• JOB: How many lines of the entries below include the word "image"? Answer with the number alone.

• ENTRIES:
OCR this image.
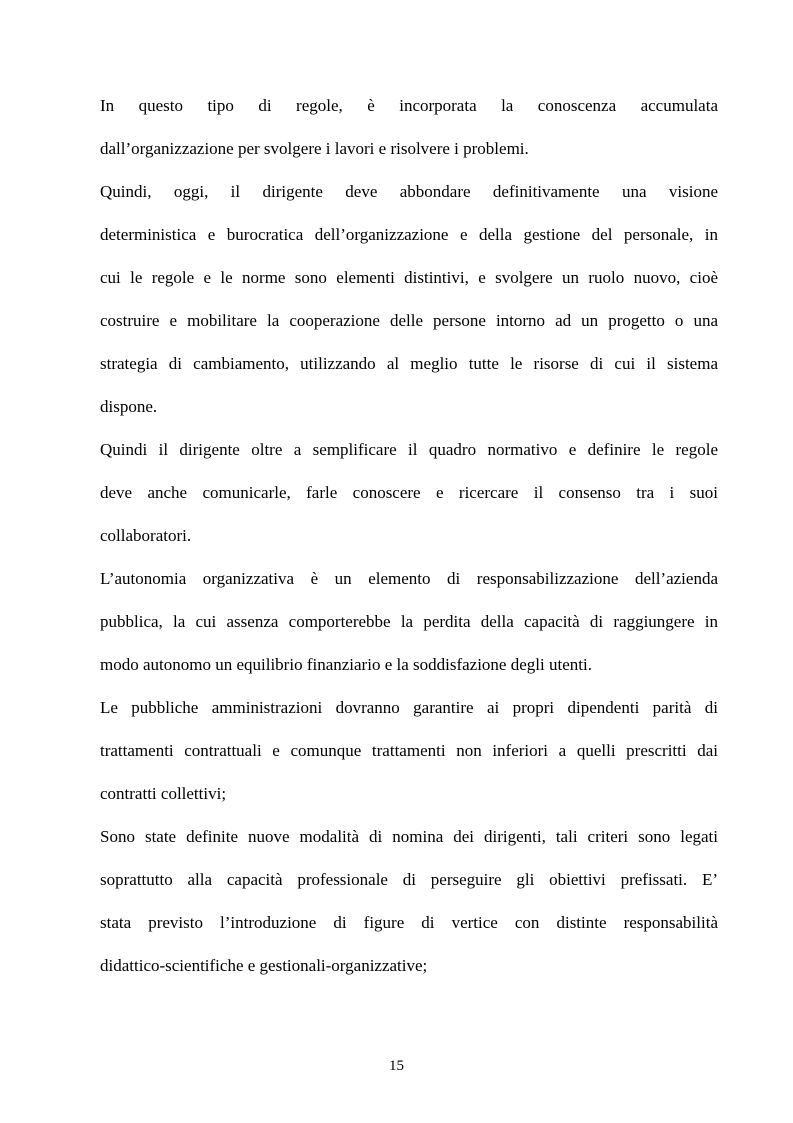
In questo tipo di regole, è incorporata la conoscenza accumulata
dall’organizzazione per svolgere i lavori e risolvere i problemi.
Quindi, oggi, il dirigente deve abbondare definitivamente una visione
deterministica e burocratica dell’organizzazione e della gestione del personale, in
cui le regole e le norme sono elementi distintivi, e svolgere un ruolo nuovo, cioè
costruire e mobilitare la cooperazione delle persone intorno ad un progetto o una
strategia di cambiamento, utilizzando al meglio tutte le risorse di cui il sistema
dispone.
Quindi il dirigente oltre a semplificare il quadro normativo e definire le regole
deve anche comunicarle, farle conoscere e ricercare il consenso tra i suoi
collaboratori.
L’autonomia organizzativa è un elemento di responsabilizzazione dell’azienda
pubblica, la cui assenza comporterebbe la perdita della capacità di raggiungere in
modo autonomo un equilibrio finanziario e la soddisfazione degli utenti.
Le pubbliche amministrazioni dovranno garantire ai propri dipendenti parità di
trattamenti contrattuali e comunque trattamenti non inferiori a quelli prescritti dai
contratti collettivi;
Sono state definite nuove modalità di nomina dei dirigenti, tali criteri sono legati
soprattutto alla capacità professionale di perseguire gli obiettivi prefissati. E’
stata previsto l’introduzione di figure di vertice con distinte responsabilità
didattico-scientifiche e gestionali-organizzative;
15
---
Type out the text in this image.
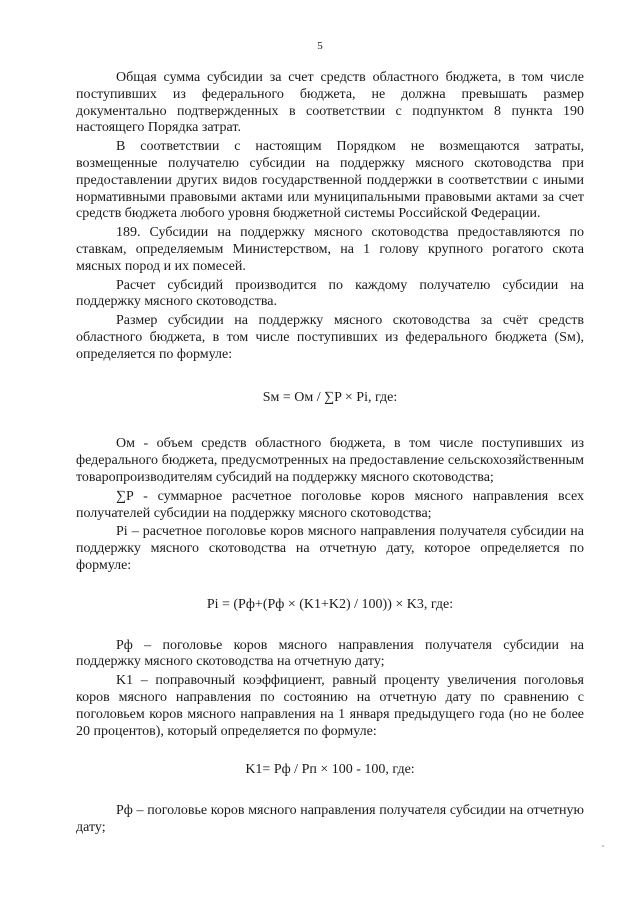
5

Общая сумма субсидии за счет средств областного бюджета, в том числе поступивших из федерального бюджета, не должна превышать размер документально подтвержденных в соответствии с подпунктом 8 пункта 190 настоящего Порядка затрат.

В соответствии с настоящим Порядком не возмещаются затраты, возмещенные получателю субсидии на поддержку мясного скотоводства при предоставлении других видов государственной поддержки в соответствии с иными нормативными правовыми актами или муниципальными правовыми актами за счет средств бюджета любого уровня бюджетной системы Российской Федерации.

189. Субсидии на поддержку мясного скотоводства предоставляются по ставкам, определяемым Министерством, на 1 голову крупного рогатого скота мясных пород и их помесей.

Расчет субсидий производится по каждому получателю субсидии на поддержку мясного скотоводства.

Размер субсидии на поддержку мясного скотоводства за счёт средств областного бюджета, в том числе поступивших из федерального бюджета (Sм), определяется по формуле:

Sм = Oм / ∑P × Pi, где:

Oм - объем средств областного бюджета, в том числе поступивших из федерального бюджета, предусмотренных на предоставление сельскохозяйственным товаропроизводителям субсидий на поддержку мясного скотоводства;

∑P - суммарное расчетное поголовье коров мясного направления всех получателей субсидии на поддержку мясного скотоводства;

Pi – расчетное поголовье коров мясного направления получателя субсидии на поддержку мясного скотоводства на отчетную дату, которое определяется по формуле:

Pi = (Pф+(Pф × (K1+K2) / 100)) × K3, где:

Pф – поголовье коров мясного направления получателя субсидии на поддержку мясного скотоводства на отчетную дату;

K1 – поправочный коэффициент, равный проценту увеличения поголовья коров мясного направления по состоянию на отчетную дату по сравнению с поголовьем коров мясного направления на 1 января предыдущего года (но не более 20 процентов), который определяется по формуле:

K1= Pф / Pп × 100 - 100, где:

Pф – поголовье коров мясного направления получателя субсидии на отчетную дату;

• OUTPUT OF THE EXERCISE: 2